Task to carry out:
Look below and pull out each line with the word "Frequency".

Provided data:

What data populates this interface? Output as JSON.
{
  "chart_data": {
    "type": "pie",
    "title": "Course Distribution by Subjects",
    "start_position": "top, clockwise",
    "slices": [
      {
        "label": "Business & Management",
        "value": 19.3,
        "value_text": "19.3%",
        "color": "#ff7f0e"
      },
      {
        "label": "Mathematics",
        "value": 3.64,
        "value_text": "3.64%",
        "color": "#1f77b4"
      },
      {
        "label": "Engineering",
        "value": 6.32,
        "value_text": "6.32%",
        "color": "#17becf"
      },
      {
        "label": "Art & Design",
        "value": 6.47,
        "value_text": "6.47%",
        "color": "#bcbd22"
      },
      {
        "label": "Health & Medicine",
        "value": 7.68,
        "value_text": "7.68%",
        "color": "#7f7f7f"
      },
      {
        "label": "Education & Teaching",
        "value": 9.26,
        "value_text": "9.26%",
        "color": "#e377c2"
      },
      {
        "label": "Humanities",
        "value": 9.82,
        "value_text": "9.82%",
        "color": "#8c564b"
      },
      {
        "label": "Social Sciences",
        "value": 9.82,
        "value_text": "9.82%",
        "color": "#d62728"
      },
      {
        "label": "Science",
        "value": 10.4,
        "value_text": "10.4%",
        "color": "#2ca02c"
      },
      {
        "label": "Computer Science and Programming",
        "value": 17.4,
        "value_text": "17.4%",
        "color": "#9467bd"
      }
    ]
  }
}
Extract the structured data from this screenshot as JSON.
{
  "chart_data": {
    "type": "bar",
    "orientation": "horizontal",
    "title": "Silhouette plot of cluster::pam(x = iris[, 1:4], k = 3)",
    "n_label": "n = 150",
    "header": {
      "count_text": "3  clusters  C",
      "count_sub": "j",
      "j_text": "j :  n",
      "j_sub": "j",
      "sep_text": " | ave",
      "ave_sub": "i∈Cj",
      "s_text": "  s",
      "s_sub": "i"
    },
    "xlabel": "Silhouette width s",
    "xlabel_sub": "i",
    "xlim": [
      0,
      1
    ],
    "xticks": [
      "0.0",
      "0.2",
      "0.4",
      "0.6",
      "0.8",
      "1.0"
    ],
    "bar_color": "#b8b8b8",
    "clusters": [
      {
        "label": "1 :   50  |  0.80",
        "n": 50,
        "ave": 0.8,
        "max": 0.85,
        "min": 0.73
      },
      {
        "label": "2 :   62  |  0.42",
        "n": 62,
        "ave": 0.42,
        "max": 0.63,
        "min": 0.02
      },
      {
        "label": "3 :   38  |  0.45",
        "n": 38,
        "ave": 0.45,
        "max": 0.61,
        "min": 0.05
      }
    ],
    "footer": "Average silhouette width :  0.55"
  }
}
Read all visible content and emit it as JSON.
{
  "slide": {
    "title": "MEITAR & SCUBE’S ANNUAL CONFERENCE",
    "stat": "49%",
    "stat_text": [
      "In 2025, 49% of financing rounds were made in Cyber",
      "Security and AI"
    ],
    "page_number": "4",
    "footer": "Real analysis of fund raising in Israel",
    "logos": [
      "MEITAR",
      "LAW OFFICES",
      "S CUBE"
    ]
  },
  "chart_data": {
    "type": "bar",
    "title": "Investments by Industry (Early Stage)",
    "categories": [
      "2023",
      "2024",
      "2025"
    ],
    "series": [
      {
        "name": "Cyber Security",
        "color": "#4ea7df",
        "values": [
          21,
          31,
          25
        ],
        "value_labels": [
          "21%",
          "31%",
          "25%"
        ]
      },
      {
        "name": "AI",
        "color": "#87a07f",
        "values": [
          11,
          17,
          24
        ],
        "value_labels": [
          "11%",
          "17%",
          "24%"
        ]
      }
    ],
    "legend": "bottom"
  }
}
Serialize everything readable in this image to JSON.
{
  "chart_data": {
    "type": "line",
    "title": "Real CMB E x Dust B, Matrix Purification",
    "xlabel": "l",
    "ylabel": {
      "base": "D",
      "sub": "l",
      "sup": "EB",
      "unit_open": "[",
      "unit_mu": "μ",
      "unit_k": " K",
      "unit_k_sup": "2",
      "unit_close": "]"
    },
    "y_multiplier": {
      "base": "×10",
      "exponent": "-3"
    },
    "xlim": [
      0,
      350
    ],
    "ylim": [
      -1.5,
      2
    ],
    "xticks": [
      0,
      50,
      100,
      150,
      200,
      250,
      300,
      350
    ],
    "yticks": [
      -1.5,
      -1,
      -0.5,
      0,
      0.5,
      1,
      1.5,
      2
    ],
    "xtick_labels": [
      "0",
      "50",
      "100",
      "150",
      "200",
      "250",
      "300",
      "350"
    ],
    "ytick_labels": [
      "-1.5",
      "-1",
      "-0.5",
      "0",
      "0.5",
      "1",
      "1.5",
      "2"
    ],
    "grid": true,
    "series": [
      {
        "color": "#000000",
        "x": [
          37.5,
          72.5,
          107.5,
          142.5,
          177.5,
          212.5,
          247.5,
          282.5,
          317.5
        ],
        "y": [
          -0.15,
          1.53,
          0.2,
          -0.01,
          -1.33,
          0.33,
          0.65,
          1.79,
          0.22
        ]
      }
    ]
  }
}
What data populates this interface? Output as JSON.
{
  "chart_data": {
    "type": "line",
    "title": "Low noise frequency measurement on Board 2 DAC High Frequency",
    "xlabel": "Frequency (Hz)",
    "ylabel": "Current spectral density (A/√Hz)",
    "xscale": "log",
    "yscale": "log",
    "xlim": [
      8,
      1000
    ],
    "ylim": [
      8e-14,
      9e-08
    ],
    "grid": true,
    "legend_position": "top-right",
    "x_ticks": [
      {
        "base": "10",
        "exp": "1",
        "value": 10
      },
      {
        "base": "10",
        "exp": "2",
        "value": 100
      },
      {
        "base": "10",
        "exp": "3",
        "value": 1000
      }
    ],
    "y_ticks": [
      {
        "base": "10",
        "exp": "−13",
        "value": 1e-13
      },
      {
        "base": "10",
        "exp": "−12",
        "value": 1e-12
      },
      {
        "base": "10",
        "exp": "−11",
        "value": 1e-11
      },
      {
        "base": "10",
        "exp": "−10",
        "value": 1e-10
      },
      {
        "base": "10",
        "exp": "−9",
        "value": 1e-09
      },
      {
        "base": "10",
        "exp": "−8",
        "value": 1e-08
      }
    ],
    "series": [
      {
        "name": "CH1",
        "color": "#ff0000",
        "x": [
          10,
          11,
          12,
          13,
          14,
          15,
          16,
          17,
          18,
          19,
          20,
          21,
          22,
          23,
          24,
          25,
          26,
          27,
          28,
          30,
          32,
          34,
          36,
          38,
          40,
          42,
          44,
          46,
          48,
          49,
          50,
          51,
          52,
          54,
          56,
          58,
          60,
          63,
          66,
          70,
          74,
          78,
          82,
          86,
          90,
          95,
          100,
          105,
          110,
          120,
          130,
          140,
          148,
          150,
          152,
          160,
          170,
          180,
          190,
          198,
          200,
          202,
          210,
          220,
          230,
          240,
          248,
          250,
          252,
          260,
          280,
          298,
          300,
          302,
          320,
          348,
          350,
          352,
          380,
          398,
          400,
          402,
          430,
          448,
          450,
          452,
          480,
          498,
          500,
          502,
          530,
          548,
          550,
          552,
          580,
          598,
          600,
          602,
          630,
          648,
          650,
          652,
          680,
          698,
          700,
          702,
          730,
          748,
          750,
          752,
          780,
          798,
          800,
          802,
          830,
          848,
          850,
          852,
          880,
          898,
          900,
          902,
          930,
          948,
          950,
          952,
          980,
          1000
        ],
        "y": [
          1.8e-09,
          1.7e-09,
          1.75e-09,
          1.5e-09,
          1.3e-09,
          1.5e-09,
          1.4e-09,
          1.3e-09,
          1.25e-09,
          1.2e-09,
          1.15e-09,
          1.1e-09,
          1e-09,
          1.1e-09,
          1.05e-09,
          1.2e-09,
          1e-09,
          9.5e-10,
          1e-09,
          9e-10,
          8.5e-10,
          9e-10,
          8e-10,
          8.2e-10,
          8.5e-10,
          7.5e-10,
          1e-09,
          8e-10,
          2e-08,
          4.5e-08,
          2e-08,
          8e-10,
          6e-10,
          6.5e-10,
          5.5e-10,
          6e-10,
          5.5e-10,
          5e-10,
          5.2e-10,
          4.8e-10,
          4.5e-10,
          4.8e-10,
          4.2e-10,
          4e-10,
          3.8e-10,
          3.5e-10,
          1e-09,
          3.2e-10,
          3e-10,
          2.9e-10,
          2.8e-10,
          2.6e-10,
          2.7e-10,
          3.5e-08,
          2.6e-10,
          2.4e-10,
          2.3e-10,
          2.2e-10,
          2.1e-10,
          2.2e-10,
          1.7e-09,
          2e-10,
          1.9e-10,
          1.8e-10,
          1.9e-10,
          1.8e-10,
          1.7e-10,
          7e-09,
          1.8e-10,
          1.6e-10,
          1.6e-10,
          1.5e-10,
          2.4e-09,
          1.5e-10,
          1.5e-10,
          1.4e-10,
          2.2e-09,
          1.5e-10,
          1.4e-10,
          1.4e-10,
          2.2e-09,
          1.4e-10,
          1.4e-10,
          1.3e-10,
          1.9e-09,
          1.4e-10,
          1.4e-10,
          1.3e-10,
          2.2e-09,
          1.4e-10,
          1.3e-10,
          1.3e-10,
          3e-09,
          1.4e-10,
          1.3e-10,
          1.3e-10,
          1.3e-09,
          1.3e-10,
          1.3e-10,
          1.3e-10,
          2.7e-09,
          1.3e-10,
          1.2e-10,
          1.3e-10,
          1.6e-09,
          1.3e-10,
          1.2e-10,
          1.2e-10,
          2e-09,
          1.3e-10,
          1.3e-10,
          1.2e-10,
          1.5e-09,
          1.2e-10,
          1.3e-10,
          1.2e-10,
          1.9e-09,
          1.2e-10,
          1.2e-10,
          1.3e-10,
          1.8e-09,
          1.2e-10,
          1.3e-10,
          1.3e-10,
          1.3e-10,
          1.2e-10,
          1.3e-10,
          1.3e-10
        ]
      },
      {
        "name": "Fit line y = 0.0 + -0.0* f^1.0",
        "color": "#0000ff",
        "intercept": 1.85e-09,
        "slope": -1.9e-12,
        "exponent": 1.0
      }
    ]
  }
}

Output for this task:
    "title": "Low noise frequency measurement on Board 2 DAC High Frequency",
    "xlabel": "Frequency (Hz)",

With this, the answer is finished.